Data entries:
[start]

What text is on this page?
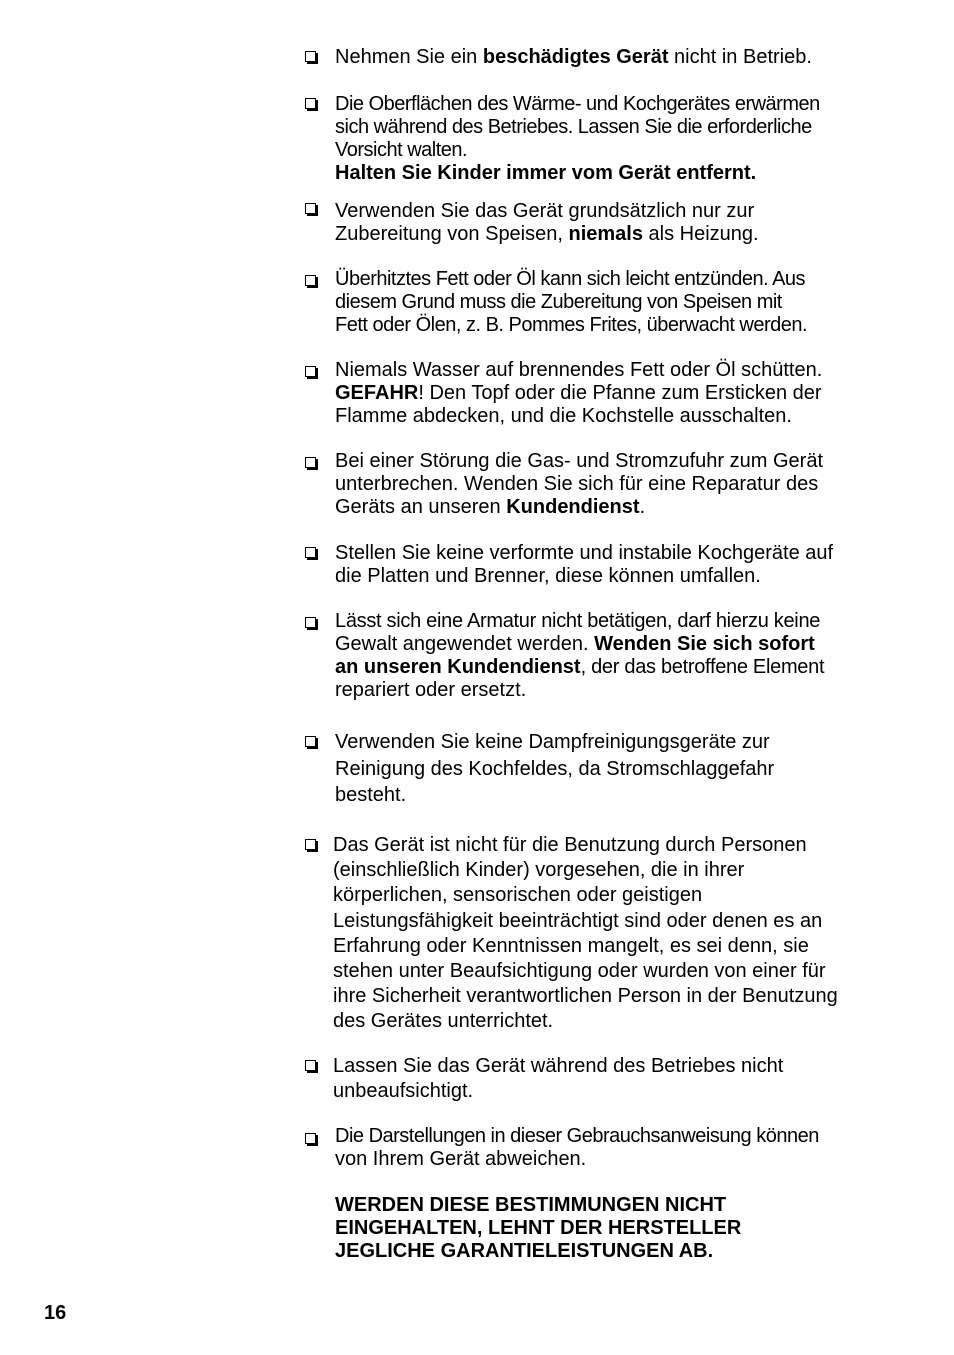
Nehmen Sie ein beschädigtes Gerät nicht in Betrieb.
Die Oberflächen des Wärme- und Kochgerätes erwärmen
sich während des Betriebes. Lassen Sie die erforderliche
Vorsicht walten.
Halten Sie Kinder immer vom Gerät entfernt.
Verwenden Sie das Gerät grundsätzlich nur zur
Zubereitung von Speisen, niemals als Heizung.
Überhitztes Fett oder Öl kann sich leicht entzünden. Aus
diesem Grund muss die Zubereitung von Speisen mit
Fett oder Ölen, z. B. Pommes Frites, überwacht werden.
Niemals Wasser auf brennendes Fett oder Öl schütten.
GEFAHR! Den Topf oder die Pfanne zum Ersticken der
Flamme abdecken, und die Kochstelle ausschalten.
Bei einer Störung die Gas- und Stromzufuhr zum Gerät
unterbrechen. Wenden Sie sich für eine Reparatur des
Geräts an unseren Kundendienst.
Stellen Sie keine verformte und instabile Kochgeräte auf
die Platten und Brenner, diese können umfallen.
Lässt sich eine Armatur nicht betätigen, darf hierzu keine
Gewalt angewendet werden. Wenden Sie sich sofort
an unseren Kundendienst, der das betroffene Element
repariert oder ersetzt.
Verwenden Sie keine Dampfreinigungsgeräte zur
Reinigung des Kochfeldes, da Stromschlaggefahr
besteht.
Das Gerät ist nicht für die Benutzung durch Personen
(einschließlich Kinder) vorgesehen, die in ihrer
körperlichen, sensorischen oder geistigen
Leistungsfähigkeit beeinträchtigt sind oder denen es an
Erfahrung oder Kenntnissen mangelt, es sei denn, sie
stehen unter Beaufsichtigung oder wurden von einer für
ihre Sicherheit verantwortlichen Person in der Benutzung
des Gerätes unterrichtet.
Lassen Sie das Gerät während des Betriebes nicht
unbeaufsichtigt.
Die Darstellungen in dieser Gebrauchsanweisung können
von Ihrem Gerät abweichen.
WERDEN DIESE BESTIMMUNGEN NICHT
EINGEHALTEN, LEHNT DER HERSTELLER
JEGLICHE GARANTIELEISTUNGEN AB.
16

[end]

◆ **TASK DESCRIPTION**:
Working from the listing above, pick out every line that has "Lassen" and copy it.

◆ **COMPLETE ANSWER**:
sich während des Betriebes. Lassen Sie die erforderliche
Lassen Sie das Gerät während des Betriebes nicht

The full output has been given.